Aim:
Everything in the listing except the pictures should be written out exactly.

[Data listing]

========================================

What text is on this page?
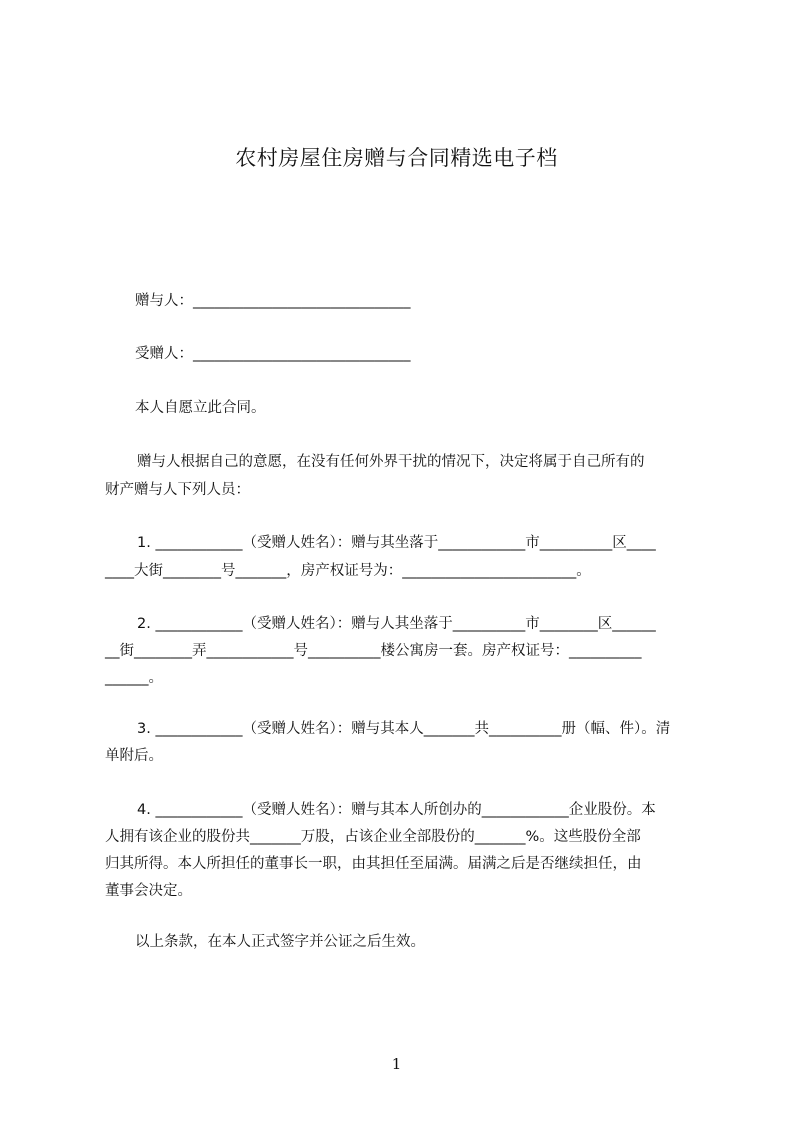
农村房屋住房赠与合同精选电子档
赠与人：______________________________
受赠人：______________________________
本人自愿立此合同。
赠与人根据自己的意愿，在没有任何外界干扰的情况下，决定将属于自己所有的
财产赠与人下列人员：
1. ____________（受赠人姓名）：赠与其坐落于____________市__________区____
____大街________号_______，房产权证号为：________________________。
2. ____________（受赠人姓名）：赠与人其坐落于__________市________区______
__街________弄____________号__________楼公寓房一套。房产权证号：__________
______。
3. ____________（受赠人姓名）：赠与其本人_______共__________册（幅、件）。清
单附后。
4. ____________（受赠人姓名）：赠与其本人所创办的____________企业股份。本
人拥有该企业的股份共_______万股，占该企业全部股份的_______%。这些股份全部
归其所得。本人所担任的董事长一职，由其担任至届满。届满之后是否继续担任，由
董事会决定。
以上条款，在本人正式签字并公证之后生效。
1
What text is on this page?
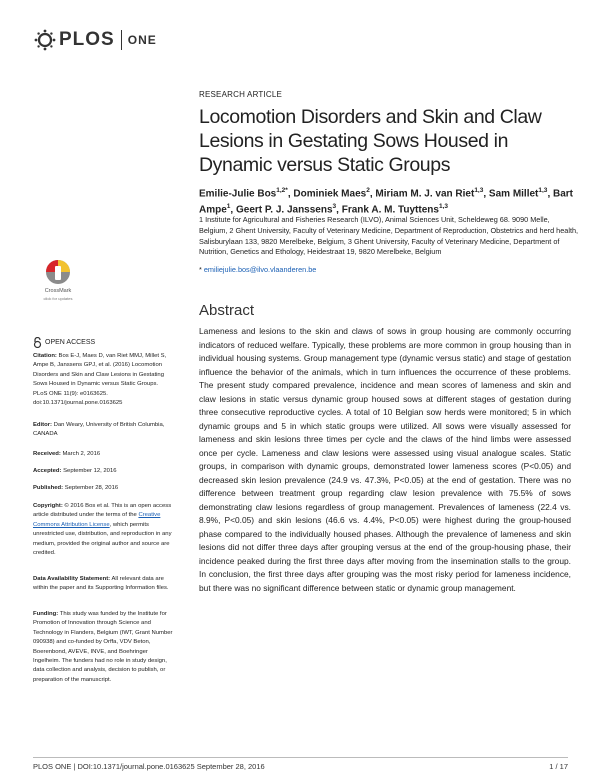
PLOS ONE
RESEARCH ARTICLE
Locomotion Disorders and Skin and Claw Lesions in Gestating Sows Housed in Dynamic versus Static Groups
Emilie-Julie Bos$^{1,2*}$, Dominiek Maes$^2$, Miriam M. J. van Riet$^{1,3}$, Sam Millet$^{1,3}$, Bart Ampe$^1$, Geert P. J. Janssens$^3$, Frank A. M. Tuyttens$^{1,3}$
1 Institute for Agricultural and Fisheries Research (ILVO), Animal Sciences Unit, Scheldeweg 68. 9090 Melle, Belgium, 2 Ghent University, Faculty of Veterinary Medicine, Department of Reproduction, Obstetrics and herd health, Salisburylaan 133, 9820 Merelbeke, Belgium, 3 Ghent University, Faculty of Veterinary Medicine, Department of Nutrition, Genetics and Ethology, Heidestraat 19, 9820 Merelbeke, Belgium
* emiliejulie.bos@ilvo.vlaanderen.be
Abstract
Lameness and lesions to the skin and claws of sows in group housing are commonly occurring indicators of reduced welfare. Typically, these problems are more common in group housing than in individual housing systems. Group management type (dynamic versus static) and stage of gestation influence the behavior of the animals, which in turn influences the occurrence of these problems. The present study compared prevalence, incidence and mean scores of lameness and skin and claw lesions in static versus dynamic group housed sows at different stages of gestation during three consecutive reproductive cycles. A total of 10 Belgian sow herds were monitored; 5 in which dynamic groups and 5 in which static groups were utilized. All sows were visually assessed for lameness and skin lesions three times per cycle and the claws of the hind limbs were assessed once per cycle. Lameness and claw lesions were assessed using visual analogue scales. Static groups, in comparison with dynamic groups, demonstrated lower lameness scores (P<0.05) and decreased skin lesion prevalence (24.9 vs. 47.3%, P<0.05) at the end of gestation. There was no difference between treatment group regarding claw lesion prevalence with 75.5% of sows demonstrating claw lesions regardless of group management. Prevalences of lameness (22.4 vs. 8.9%, P<0.05) and skin lesions (46.6 vs. 4.4%, P<0.05) were highest during the group-housed phase compared to the individually housed phases. Although the prevalence of lameness and skin lesions did not differ three days after grouping versus at the end of the group-housing phase, their incidence peaked during the first three days after moving from the insemination stalls to the group. In conclusion, the first three days after grouping was the most risky period for lameness incidence, but there was no significant difference between static or dynamic group management.
CrossMark
click for updates
OPEN ACCESS
Citation: Bos E-J, Maes D, van Riet MMJ, Millet S, Ampe B, Janssens GPJ, et al. (2016) Locomotion Disorders and Skin and Claw Lesions in Gestating Sows Housed in Dynamic versus Static Groups. PLoS ONE 11(9): e0163625. doi:10.1371/journal.pone.0163625
Editor: Dan Weary, University of British Columbia, CANADA
Received: March 2, 2016
Accepted: September 12, 2016
Published: September 28, 2016
Copyright: © 2016 Bos et al. This is an open access article distributed under the terms of the Creative Commons Attribution License, which permits unrestricted use, distribution, and reproduction in any medium, provided the original author and source are credited.
Data Availability Statement: All relevant data are within the paper and its Supporting Information files.
Funding: This study was funded by the Institute for Promotion of Innovation through Science and Technology in Flanders, Belgium (IWT, Grant Number 090938) and co-funded by Orffa, VDV Beton, Boerenbond, AVEVE, INVE, and Boehringer Ingelheim. The funders had no role in study design, data collection and analysis, decision to publish, or preparation of the manuscript.
PLOS ONE | DOI:10.1371/journal.pone.0163625 September 28, 2016	1 / 17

========================================

Correct result:
What text is on this page?
农村房屋住房赠与合同精选电子档
赠与人：______________________________
受赠人：______________________________
本人自愿立此合同。
赠与人根据自己的意愿，在没有任何外界干扰的情况下，决定将属于自己所有的
财产赠与人下列人员：
1. ____________（受赠人姓名）：赠与其坐落于____________市__________区____
____大街________号_______，房产权证号为：________________________。
2. ____________（受赠人姓名）：赠与人其坐落于__________市________区______
__街________弄____________号__________楼公寓房一套。房产权证号：__________
______。
3. ____________（受赠人姓名）：赠与其本人_______共__________册（幅、件）。清
单附后。
4. ____________（受赠人姓名）：赠与其本人所创办的____________企业股份。本
人拥有该企业的股份共_______万股，占该企业全部股份的_______%。这些股份全部
归其所得。本人所担任的董事长一职，由其担任至届满。届满之后是否继续担任，由
董事会决定。
以上条款，在本人正式签字并公证之后生效。
1
What text is on this page?
PLOS ONE
RESEARCH ARTICLE
Locomotion Disorders and Skin and Claw Lesions in Gestating Sows Housed in Dynamic versus Static Groups
Emilie-Julie Bos$^{1,2*}$, Dominiek Maes$^2$, Miriam M. J. van Riet$^{1,3}$, Sam Millet$^{1,3}$, Bart Ampe$^1$, Geert P. J. Janssens$^3$, Frank A. M. Tuyttens$^{1,3}$
1 Institute for Agricultural and Fisheries Research (ILVO), Animal Sciences Unit, Scheldeweg 68. 9090 Melle, Belgium, 2 Ghent University, Faculty of Veterinary Medicine, Department of Reproduction, Obstetrics and herd health, Salisburylaan 133, 9820 Merelbeke, Belgium, 3 Ghent University, Faculty of Veterinary Medicine, Department of Nutrition, Genetics and Ethology, Heidestraat 19, 9820 Merelbeke, Belgium
* emiliejulie.bos@ilvo.vlaanderen.be
Abstract
Lameness and lesions to the skin and claws of sows in group housing are commonly occurring indicators of reduced welfare. Typically, these problems are more common in group housing than in individual housing systems. Group management type (dynamic versus static) and stage of gestation influence the behavior of the animals, which in turn influences the occurrence of these problems. The present study compared prevalence, incidence and mean scores of lameness and skin and claw lesions in static versus dynamic group housed sows at different stages of gestation during three consecutive reproductive cycles. A total of 10 Belgian sow herds were monitored; 5 in which dynamic groups and 5 in which static groups were utilized. All sows were visually assessed for lameness and skin lesions three times per cycle and the claws of the hind limbs were assessed once per cycle. Lameness and claw lesions were assessed using visual analogue scales. Static groups, in comparison with dynamic groups, demonstrated lower lameness scores (P<0.05) and decreased skin lesion prevalence (24.9 vs. 47.3%, P<0.05) at the end of gestation. There was no difference between treatment group regarding claw lesion prevalence with 75.5% of sows demonstrating claw lesions regardless of group management. Prevalences of lameness (22.4 vs. 8.9%, P<0.05) and skin lesions (46.6 vs. 4.4%, P<0.05) were highest during the group-housed phase compared to the individually housed phases. Although the prevalence of lameness and skin lesions did not differ three days after grouping versus at the end of the group-housing phase, their incidence peaked during the first three days after moving from the insemination stalls to the group. In conclusion, the first three days after grouping was the most risky period for lameness incidence, but there was no significant difference between static or dynamic group management.
CrossMark
click for updates
OPEN ACCESS
Citation: Bos E-J, Maes D, van Riet MMJ, Millet S, Ampe B, Janssens GPJ, et al. (2016) Locomotion Disorders and Skin and Claw Lesions in Gestating Sows Housed in Dynamic versus Static Groups. PLoS ONE 11(9): e0163625. doi:10.1371/journal.pone.0163625
Editor: Dan Weary, University of British Columbia, CANADA
Received: March 2, 2016
Accepted: September 12, 2016
Published: September 28, 2016
Copyright: © 2016 Bos et al. This is an open access article distributed under the terms of the Creative Commons Attribution License, which permits unrestricted use, distribution, and reproduction in any medium, provided the original author and source are credited.
Data Availability Statement: All relevant data are within the paper and its Supporting Information files.
Funding: This study was funded by the Institute for Promotion of Innovation through Science and Technology in Flanders, Belgium (IWT, Grant Number 090938) and co-funded by Orffa, VDV Beton, Boerenbond, AVEVE, INVE, and Boehringer Ingelheim. The funders had no role in study design, data collection and analysis, decision to publish, or preparation of the manuscript.
PLOS ONE | DOI:10.1371/journal.pone.0163625 September 28, 2016	1 / 17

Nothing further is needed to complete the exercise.